• Work to do
Go through the material below and copy each line where the word "cross" appears.

(Chart and figure data)
####

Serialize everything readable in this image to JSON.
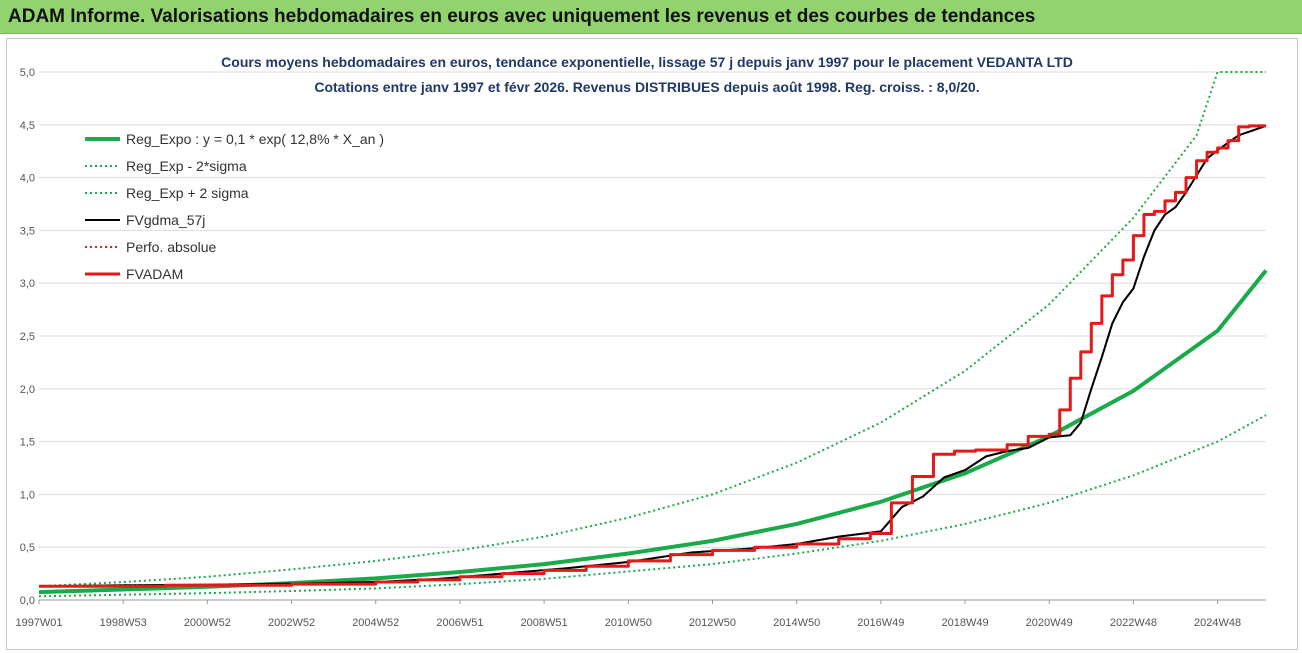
{
  "banner": {
    "title": "ADAM Informe. Valorisations hebdomadaires en euros avec uniquement les revenus et des courbes de tendances"
  },
  "chart_data": {
    "type": "line",
    "title": "Cours moyens hebdomadaires en euros, tendance exponentielle, lissage 57 j depuis janv 1997 pour le placement VEDANTA LTD",
    "subtitle": "Cotations entre janv 1997 et févr 2026. Revenus DISTRIBUES depuis août 1998. Reg. croiss. : 8,0/20.",
    "xlabel": "",
    "ylabel": "",
    "xlim": [
      1997.0,
      2026.15
    ],
    "ylim": [
      0,
      5.0
    ],
    "grid": true,
    "legend": "top-left",
    "x_tick_labels": [
      "1997W01",
      "1998W53",
      "2000W52",
      "2002W52",
      "2004W52",
      "2006W51",
      "2008W51",
      "2010W50",
      "2012W50",
      "2014W50",
      "2016W49",
      "2018W49",
      "2020W49",
      "2022W48",
      "2024W48"
    ],
    "x_tick_positions": [
      1997.0,
      1999.0,
      2001.0,
      2003.0,
      2005.0,
      2007.0,
      2009.0,
      2011.0,
      2013.0,
      2015.0,
      2017.0,
      2019.0,
      2021.0,
      2023.0,
      2025.0
    ],
    "y_ticks": [
      0,
      0.5,
      1.0,
      1.5,
      2.0,
      2.5,
      3.0,
      3.5,
      4.0,
      4.5,
      5.0
    ],
    "y_tick_labels": [
      "0,0",
      "0,5",
      "1,0",
      "1,5",
      "2,0",
      "2,5",
      "3,0",
      "3,5",
      "4,0",
      "4,5",
      "5,0"
    ],
    "series": [
      {
        "name": "Reg_Expo : y = 0,1 * exp( 12,8% *  X_an )",
        "color": "#1aaa4a",
        "style": "solid-thick",
        "x": [
          1997.0,
          1999.0,
          2001.0,
          2003.0,
          2005.0,
          2007.0,
          2009.0,
          2011.0,
          2013.0,
          2015.0,
          2017.0,
          2019.0,
          2021.0,
          2023.0,
          2025.0,
          2026.15
        ],
        "values": [
          0.075,
          0.1,
          0.125,
          0.16,
          0.205,
          0.265,
          0.34,
          0.44,
          0.56,
          0.72,
          0.93,
          1.2,
          1.55,
          1.98,
          2.55,
          3.12
        ]
      },
      {
        "name": "Reg_Exp - 2*sigma",
        "color": "#1aaa4a",
        "style": "dotted",
        "x": [
          1997.0,
          1999.0,
          2001.0,
          2003.0,
          2005.0,
          2007.0,
          2009.0,
          2011.0,
          2013.0,
          2015.0,
          2017.0,
          2019.0,
          2021.0,
          2023.0,
          2025.0,
          2026.15
        ],
        "values": [
          0.035,
          0.05,
          0.065,
          0.085,
          0.11,
          0.15,
          0.2,
          0.27,
          0.34,
          0.44,
          0.56,
          0.72,
          0.92,
          1.18,
          1.5,
          1.75
        ]
      },
      {
        "name": "Reg_Exp + 2 sigma",
        "color": "#1aaa4a",
        "style": "dotted",
        "x": [
          1997.0,
          1999.0,
          2001.0,
          2003.0,
          2005.0,
          2007.0,
          2009.0,
          2011.0,
          2013.0,
          2015.0,
          2017.0,
          2019.0,
          2021.0,
          2023.0,
          2024.5,
          2025.0,
          2026.15
        ],
        "values": [
          0.13,
          0.17,
          0.22,
          0.29,
          0.37,
          0.47,
          0.6,
          0.78,
          1.0,
          1.3,
          1.68,
          2.17,
          2.8,
          3.62,
          4.4,
          5.0,
          5.0
        ]
      },
      {
        "name": "FVgdma_57j",
        "color": "#000000",
        "style": "solid",
        "x": [
          1997.0,
          1999.0,
          2001.0,
          2003.0,
          2005.0,
          2006.5,
          2008.0,
          2009.5,
          2011.0,
          2012.5,
          2014.0,
          2015.0,
          2016.0,
          2017.0,
          2017.5,
          2018.0,
          2018.5,
          2019.0,
          2019.5,
          2020.0,
          2020.5,
          2021.0,
          2021.5,
          2021.75,
          2022.0,
          2022.25,
          2022.5,
          2022.75,
          2023.0,
          2023.25,
          2023.5,
          2023.75,
          2024.0,
          2024.25,
          2024.5,
          2024.75,
          2025.0,
          2025.5,
          2026.15
        ],
        "values": [
          0.13,
          0.14,
          0.145,
          0.155,
          0.17,
          0.2,
          0.25,
          0.3,
          0.36,
          0.45,
          0.49,
          0.53,
          0.6,
          0.65,
          0.88,
          0.98,
          1.16,
          1.23,
          1.36,
          1.41,
          1.44,
          1.54,
          1.56,
          1.68,
          2.0,
          2.3,
          2.62,
          2.82,
          2.95,
          3.25,
          3.5,
          3.65,
          3.72,
          3.86,
          4.02,
          4.18,
          4.26,
          4.4,
          4.49
        ]
      },
      {
        "name": "Perfo. absolue",
        "color": "#e02020",
        "style": "dotted",
        "x": [
          1997.0,
          1999.0,
          2001.0,
          2003.0,
          2005.0,
          2006.5,
          2008.0,
          2009.5,
          2011.0,
          2012.5,
          2014.0,
          2015.0,
          2016.0,
          2017.0,
          2017.5,
          2018.0,
          2018.5,
          2019.0,
          2019.5,
          2020.0,
          2020.5,
          2021.0,
          2021.5,
          2021.75,
          2022.0,
          2022.25,
          2022.5,
          2022.75,
          2023.0,
          2023.25,
          2023.5,
          2023.75,
          2024.0,
          2024.25,
          2024.5,
          2024.75,
          2025.0,
          2025.5,
          2026.15
        ],
        "values": [
          0.13,
          0.14,
          0.145,
          0.155,
          0.17,
          0.2,
          0.25,
          0.3,
          0.36,
          0.45,
          0.49,
          0.53,
          0.6,
          0.65,
          0.88,
          0.98,
          1.16,
          1.23,
          1.36,
          1.41,
          1.44,
          1.54,
          1.56,
          1.68,
          2.0,
          2.3,
          2.62,
          2.82,
          2.95,
          3.25,
          3.5,
          3.65,
          3.72,
          3.86,
          4.02,
          4.18,
          4.26,
          4.4,
          4.49
        ]
      },
      {
        "name": "FVADAM",
        "color": "#e41a1a",
        "style": "step",
        "x": [
          1997.0,
          2000.0,
          2003.0,
          2005.0,
          2006.0,
          2007.0,
          2008.0,
          2009.0,
          2010.0,
          2011.0,
          2012.0,
          2013.0,
          2014.0,
          2015.0,
          2016.0,
          2016.75,
          2017.25,
          2017.75,
          2018.25,
          2018.75,
          2019.25,
          2020.0,
          2020.5,
          2021.0,
          2021.25,
          2021.5,
          2021.75,
          2022.0,
          2022.25,
          2022.5,
          2022.75,
          2023.0,
          2023.25,
          2023.5,
          2023.75,
          2024.0,
          2024.25,
          2024.5,
          2024.75,
          2025.0,
          2025.25,
          2025.5,
          2025.75,
          2026.15
        ],
        "values": [
          0.13,
          0.14,
          0.15,
          0.17,
          0.19,
          0.22,
          0.25,
          0.28,
          0.32,
          0.37,
          0.43,
          0.47,
          0.5,
          0.53,
          0.58,
          0.63,
          0.92,
          1.17,
          1.38,
          1.41,
          1.42,
          1.47,
          1.55,
          1.57,
          1.8,
          2.1,
          2.35,
          2.62,
          2.88,
          3.08,
          3.22,
          3.45,
          3.65,
          3.68,
          3.78,
          3.86,
          4.0,
          4.16,
          4.24,
          4.28,
          4.35,
          4.48,
          4.49,
          4.49
        ]
      }
    ]
  }
}
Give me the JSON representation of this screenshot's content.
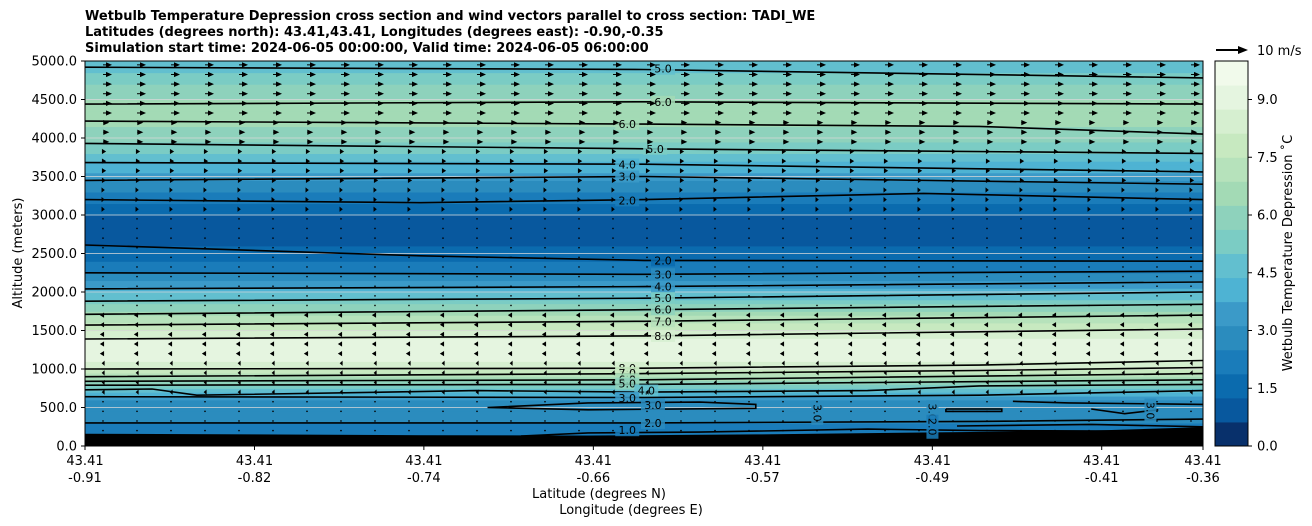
{
  "chart_data": {
    "type": "contour-cross-section",
    "title_lines": [
      "Wetbulb Temperature Depression cross section and wind vectors parallel to cross section: TADI_WE",
      "Latitudes (degrees north): 43.41,43.41, Longitudes (degrees east): -0.90,-0.35",
      "Simulation start time: 2024-06-05 00:00:00, Valid time: 2024-06-05 06:00:00"
    ],
    "ylabel": "Altitude (meters)",
    "xlabel_lat": "Latitude (degrees N)",
    "xlabel_lon": "Longitude (degrees E)",
    "ylim": [
      0,
      5000
    ],
    "y_ticks": [
      "0.0",
      "500.0",
      "1000.0",
      "1500.0",
      "2000.0",
      "2500.0",
      "3000.0",
      "3500.0",
      "4000.0",
      "4500.0",
      "5000.0"
    ],
    "x_ticks": [
      {
        "lat": "43.41",
        "lon": "-0.91"
      },
      {
        "lat": "43.41",
        "lon": "-0.82"
      },
      {
        "lat": "43.41",
        "lon": "-0.74"
      },
      {
        "lat": "43.41",
        "lon": "-0.66"
      },
      {
        "lat": "43.41",
        "lon": "-0.57"
      },
      {
        "lat": "43.41",
        "lon": "-0.49"
      },
      {
        "lat": "43.41",
        "lon": "-0.41"
      },
      {
        "lat": "43.41",
        "lon": "-0.36"
      }
    ],
    "colorbar": {
      "label": "Wetbulb Temperature Depression ˚C",
      "range": [
        0,
        10
      ],
      "ticks": [
        "0.0",
        "1.5",
        "3.0",
        "4.5",
        "6.0",
        "7.5",
        "9.0"
      ],
      "palette": [
        "#08306b",
        "#08589e",
        "#0b6bae",
        "#1a7cba",
        "#2b8cbe",
        "#3b9ac8",
        "#4eb3d3",
        "#62bfcf",
        "#7bccc4",
        "#8ed2bc",
        "#a3dab5",
        "#b6e2bb",
        "#c7e9c0",
        "#d6efd0",
        "#e5f5e0",
        "#f1faeb"
      ]
    },
    "wind_reference": "10 m/s",
    "grid": true,
    "contour_labels": [
      "5.0",
      "6.0",
      "6.0",
      "5.0",
      "4.0",
      "3.0",
      "2.0",
      "2.0",
      "3.0",
      "4.0",
      "5.0",
      "6.0",
      "7.0",
      "8.0",
      "8.0",
      "7.0",
      "6.0",
      "5.0",
      "4.0",
      "3.0",
      "3.0",
      "2.0",
      "1.0",
      "3.0",
      "3.0",
      "3.0",
      "2.0"
    ]
  }
}
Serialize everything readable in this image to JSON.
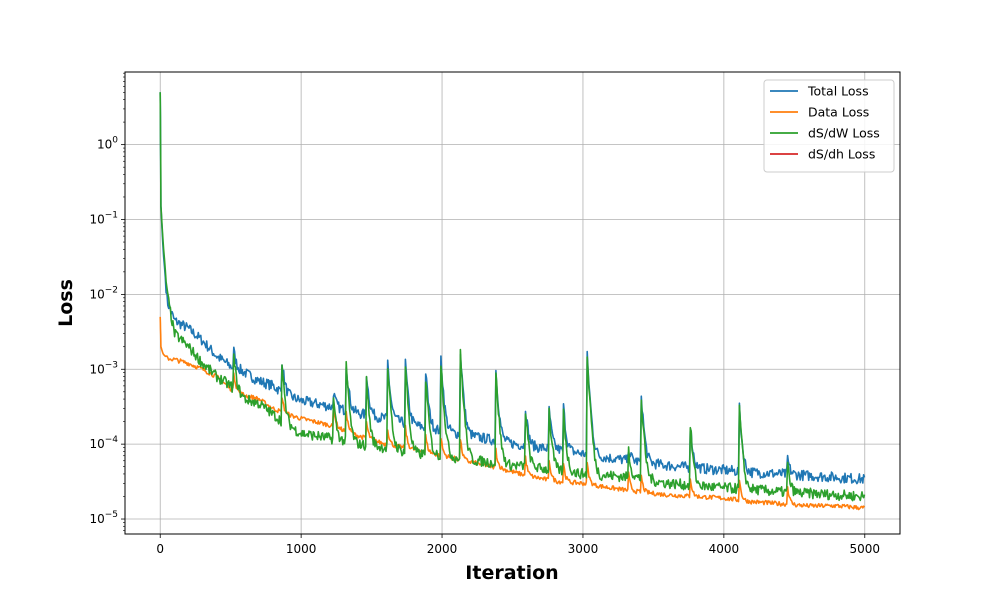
{
  "chart_data": {
    "type": "line",
    "title": "",
    "xlabel": "Iteration",
    "ylabel": "Loss",
    "xlim": [
      -250,
      5250
    ],
    "ylim_log10": [
      -5.2,
      0.97
    ],
    "yscale": "log",
    "grid": true,
    "legend_position": "top-right",
    "xticks": [
      0,
      1000,
      2000,
      3000,
      4000,
      5000
    ],
    "xtick_labels": [
      "0",
      "1000",
      "2000",
      "3000",
      "4000",
      "5000"
    ],
    "yticks_exponent": [
      0,
      -1,
      -2,
      -3,
      -4,
      -5
    ],
    "series": [
      {
        "name": "Total Loss",
        "color": "#1f77b4",
        "x": [
          0,
          5,
          20,
          50,
          100,
          200,
          300,
          400,
          500,
          600,
          700,
          800,
          900,
          1000,
          1200,
          1400,
          1600,
          1800,
          2000,
          2200,
          2400,
          2600,
          2800,
          3000,
          3200,
          3400,
          3600,
          3800,
          4000,
          4200,
          4400,
          4600,
          4800,
          5000
        ],
        "y": [
          5.0,
          0.15,
          0.04,
          0.008,
          0.0045,
          0.0035,
          0.0024,
          0.0015,
          0.0011,
          0.0009,
          0.0007,
          0.0006,
          0.00045,
          0.00038,
          0.00032,
          0.00026,
          0.00022,
          0.00018,
          0.00015,
          0.00013,
          0.00011,
          9.5e-05,
          8.5e-05,
          7.5e-05,
          6.5e-05,
          5.8e-05,
          5.2e-05,
          4.8e-05,
          4.5e-05,
          4.2e-05,
          4e-05,
          3.8e-05,
          3.6e-05,
          3.4e-05
        ]
      },
      {
        "name": "Data Loss",
        "color": "#ff7f0e",
        "x": [
          0,
          5,
          20,
          50,
          100,
          200,
          300,
          400,
          500,
          600,
          700,
          800,
          900,
          1000,
          1200,
          1400,
          1600,
          1800,
          2000,
          2200,
          2400,
          2600,
          2800,
          3000,
          3200,
          3400,
          3600,
          3800,
          4000,
          4200,
          4400,
          4600,
          4800,
          5000
        ],
        "y": [
          0.005,
          0.002,
          0.0016,
          0.0014,
          0.00135,
          0.0012,
          0.001,
          0.0008,
          0.00055,
          0.00045,
          0.0004,
          0.0003,
          0.00025,
          0.00022,
          0.00018,
          0.00013,
          0.0001,
          8.5e-05,
          7e-05,
          5.8e-05,
          4.8e-05,
          3.8e-05,
          3.2e-05,
          3e-05,
          2.6e-05,
          2.3e-05,
          2.1e-05,
          2e-05,
          1.9e-05,
          1.7e-05,
          1.6e-05,
          1.5e-05,
          1.5e-05,
          1.4e-05
        ]
      },
      {
        "name": "dS/dW Loss",
        "color": "#2ca02c",
        "x": [
          0,
          5,
          20,
          50,
          100,
          200,
          300,
          400,
          500,
          600,
          700,
          800,
          900,
          1000,
          1200,
          1400,
          1600,
          1800,
          2000,
          2200,
          2400,
          2600,
          2800,
          3000,
          3200,
          3400,
          3600,
          3800,
          4000,
          4200,
          4400,
          4600,
          4800,
          5000
        ],
        "y": [
          5.0,
          0.15,
          0.05,
          0.01,
          0.003,
          0.002,
          0.0012,
          0.0008,
          0.0006,
          0.0004,
          0.00035,
          0.00025,
          0.00018,
          0.00014,
          0.00012,
          0.0001,
          9e-05,
          7.5e-05,
          7e-05,
          6.2e-05,
          5.5e-05,
          5e-05,
          4.5e-05,
          4e-05,
          3.8e-05,
          3.5e-05,
          3e-05,
          2.8e-05,
          2.6e-05,
          2.5e-05,
          2.3e-05,
          2.2e-05,
          2.1e-05,
          2e-05
        ]
      },
      {
        "name": "dS/dh Loss",
        "color": "#d62728",
        "x": [],
        "y": []
      }
    ],
    "spikes": [
      {
        "x": 520,
        "total": 0.0019,
        "dsdw": 0.0016
      },
      {
        "x": 860,
        "total": 0.0016,
        "dsdw": 0.0014
      },
      {
        "x": 1230,
        "total": 0.0005,
        "dsdw": 0.0004
      },
      {
        "x": 1320,
        "total": 0.0012,
        "dsdw": 0.0011
      },
      {
        "x": 1460,
        "total": 0.0011,
        "dsdw": 0.0009
      },
      {
        "x": 1610,
        "total": 0.0016,
        "dsdw": 0.0014
      },
      {
        "x": 1740,
        "total": 0.0012,
        "dsdw": 0.0011
      },
      {
        "x": 1880,
        "total": 0.0012,
        "dsdw": 0.001
      },
      {
        "x": 1990,
        "total": 0.0016,
        "dsdw": 0.0014
      },
      {
        "x": 2130,
        "total": 0.0017,
        "dsdw": 0.0016
      },
      {
        "x": 2380,
        "total": 0.0011,
        "dsdw": 0.001
      },
      {
        "x": 2590,
        "total": 0.00035,
        "dsdw": 0.00032
      },
      {
        "x": 2760,
        "total": 0.0003,
        "dsdw": 0.00028
      },
      {
        "x": 2860,
        "total": 0.00035,
        "dsdw": 0.0003
      },
      {
        "x": 3030,
        "total": 0.0015,
        "dsdw": 0.0014
      },
      {
        "x": 3320,
        "total": 0.0001,
        "dsdw": 0.0001
      },
      {
        "x": 3410,
        "total": 0.0006,
        "dsdw": 0.0005
      },
      {
        "x": 3760,
        "total": 0.0002,
        "dsdw": 0.0002
      },
      {
        "x": 4110,
        "total": 0.0003,
        "dsdw": 0.0003
      },
      {
        "x": 4450,
        "total": 7e-05,
        "dsdw": 6e-05
      }
    ]
  }
}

####

• Worked answer
    "type": "contour-cross-section",
      "Wetbulb Temperature Depression cross section and wind vectors parallel to cross section: TADI_WE",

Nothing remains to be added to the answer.